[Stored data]
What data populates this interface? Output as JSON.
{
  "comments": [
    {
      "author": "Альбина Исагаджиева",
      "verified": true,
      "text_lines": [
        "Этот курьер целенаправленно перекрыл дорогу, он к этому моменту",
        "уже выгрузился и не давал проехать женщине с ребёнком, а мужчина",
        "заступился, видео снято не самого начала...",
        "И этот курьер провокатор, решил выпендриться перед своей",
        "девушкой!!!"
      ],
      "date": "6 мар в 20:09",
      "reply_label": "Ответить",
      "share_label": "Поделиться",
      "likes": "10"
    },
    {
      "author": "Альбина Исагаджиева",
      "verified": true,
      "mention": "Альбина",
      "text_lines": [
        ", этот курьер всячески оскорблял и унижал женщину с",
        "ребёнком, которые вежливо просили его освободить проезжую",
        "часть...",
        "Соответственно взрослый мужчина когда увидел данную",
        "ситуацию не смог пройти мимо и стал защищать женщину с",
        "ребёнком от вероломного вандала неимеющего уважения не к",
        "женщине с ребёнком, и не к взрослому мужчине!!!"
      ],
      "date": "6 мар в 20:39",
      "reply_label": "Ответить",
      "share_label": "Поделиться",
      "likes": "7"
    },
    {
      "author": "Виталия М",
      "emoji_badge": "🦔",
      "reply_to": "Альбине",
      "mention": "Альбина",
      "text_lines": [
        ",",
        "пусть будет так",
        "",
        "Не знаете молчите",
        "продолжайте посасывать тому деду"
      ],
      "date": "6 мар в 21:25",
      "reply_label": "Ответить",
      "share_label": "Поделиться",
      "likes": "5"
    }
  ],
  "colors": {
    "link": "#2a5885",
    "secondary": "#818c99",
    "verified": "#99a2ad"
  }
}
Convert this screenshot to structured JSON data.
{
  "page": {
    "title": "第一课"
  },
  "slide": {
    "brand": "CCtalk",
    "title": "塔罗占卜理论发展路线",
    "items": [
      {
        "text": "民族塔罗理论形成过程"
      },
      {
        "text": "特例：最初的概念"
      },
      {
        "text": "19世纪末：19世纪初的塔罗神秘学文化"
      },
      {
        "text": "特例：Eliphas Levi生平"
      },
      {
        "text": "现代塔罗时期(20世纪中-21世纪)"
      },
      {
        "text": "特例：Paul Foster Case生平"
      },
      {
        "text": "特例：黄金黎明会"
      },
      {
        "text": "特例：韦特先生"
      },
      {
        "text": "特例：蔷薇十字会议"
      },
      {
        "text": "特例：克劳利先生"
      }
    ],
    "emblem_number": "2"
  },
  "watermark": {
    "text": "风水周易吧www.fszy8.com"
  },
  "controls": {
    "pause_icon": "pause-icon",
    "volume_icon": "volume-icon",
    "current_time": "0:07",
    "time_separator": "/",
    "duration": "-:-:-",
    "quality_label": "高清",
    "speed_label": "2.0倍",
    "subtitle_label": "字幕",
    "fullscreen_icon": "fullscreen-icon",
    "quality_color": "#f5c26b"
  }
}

EXERCISE: Return all lines containing the word "this".

RESULT BELOW:
What data populates this interface? Output as JSON.
Convert this screenshot to structured JSON data.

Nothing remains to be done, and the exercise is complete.